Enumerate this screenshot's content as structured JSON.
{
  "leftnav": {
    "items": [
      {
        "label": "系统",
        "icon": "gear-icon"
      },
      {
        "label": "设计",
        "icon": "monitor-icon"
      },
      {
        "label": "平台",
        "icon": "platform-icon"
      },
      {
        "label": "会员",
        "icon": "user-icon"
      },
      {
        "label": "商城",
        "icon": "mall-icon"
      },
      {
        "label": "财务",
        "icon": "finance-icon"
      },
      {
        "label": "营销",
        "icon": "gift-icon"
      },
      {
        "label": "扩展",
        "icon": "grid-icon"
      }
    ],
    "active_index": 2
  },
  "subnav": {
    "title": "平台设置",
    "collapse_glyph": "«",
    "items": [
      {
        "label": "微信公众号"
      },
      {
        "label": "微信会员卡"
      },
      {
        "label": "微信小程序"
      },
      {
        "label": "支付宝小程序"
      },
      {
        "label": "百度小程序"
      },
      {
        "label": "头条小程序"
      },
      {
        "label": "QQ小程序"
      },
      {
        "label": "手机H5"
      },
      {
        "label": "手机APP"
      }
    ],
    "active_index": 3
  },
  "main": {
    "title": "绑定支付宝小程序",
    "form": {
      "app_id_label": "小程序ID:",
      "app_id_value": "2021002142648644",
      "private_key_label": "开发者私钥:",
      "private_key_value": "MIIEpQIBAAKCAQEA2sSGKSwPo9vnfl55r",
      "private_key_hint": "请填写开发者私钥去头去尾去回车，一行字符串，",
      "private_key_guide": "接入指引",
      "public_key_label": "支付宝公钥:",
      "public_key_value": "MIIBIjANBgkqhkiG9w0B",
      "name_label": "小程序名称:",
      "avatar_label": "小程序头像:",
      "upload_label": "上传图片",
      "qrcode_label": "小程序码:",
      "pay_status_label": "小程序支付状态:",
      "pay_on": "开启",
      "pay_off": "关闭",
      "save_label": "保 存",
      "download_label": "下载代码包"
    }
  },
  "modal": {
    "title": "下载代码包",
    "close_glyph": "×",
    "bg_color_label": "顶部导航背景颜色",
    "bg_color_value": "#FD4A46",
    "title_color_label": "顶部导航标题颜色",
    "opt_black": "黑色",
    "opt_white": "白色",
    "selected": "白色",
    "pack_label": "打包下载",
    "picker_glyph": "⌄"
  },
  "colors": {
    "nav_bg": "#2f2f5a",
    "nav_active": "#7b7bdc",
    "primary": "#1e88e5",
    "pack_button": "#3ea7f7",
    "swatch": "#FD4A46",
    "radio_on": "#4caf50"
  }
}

[Problem to solve] The records above are to be repeated exactly, in their entirety.

[Exercise output]
Enumerate this screenshot's content as structured JSON.
{
  "leftnav": {
    "items": [
      {
        "label": "系统",
        "icon": "gear-icon"
      },
      {
        "label": "设计",
        "icon": "monitor-icon"
      },
      {
        "label": "平台",
        "icon": "platform-icon"
      },
      {
        "label": "会员",
        "icon": "user-icon"
      },
      {
        "label": "商城",
        "icon": "mall-icon"
      },
      {
        "label": "财务",
        "icon": "finance-icon"
      },
      {
        "label": "营销",
        "icon": "gift-icon"
      },
      {
        "label": "扩展",
        "icon": "grid-icon"
      }
    ],
    "active_index": 2
  },
  "subnav": {
    "title": "平台设置",
    "collapse_glyph": "«",
    "items": [
      {
        "label": "微信公众号"
      },
      {
        "label": "微信会员卡"
      },
      {
        "label": "微信小程序"
      },
      {
        "label": "支付宝小程序"
      },
      {
        "label": "百度小程序"
      },
      {
        "label": "头条小程序"
      },
      {
        "label": "QQ小程序"
      },
      {
        "label": "手机H5"
      },
      {
        "label": "手机APP"
      }
    ],
    "active_index": 3
  },
  "main": {
    "title": "绑定支付宝小程序",
    "form": {
      "app_id_label": "小程序ID:",
      "app_id_value": "2021002142648644",
      "private_key_label": "开发者私钥:",
      "private_key_value": "MIIEpQIBAAKCAQEA2sSGKSwPo9vnfl55r",
      "private_key_hint": "请填写开发者私钥去头去尾去回车，一行字符串，",
      "private_key_guide": "接入指引",
      "public_key_label": "支付宝公钥:",
      "public_key_value": "MIIBIjANBgkqhkiG9w0B",
      "name_label": "小程序名称:",
      "avatar_label": "小程序头像:",
      "upload_label": "上传图片",
      "qrcode_label": "小程序码:",
      "pay_status_label": "小程序支付状态:",
      "pay_on": "开启",
      "pay_off": "关闭",
      "save_label": "保 存",
      "download_label": "下载代码包"
    }
  },
  "modal": {
    "title": "下载代码包",
    "close_glyph": "×",
    "bg_color_label": "顶部导航背景颜色",
    "bg_color_value": "#FD4A46",
    "title_color_label": "顶部导航标题颜色",
    "opt_black": "黑色",
    "opt_white": "白色",
    "selected": "白色",
    "pack_label": "打包下载",
    "picker_glyph": "⌄"
  },
  "colors": {
    "nav_bg": "#2f2f5a",
    "nav_active": "#7b7bdc",
    "primary": "#1e88e5",
    "pack_button": "#3ea7f7",
    "swatch": "#FD4A46",
    "radio_on": "#4caf50"
  }
}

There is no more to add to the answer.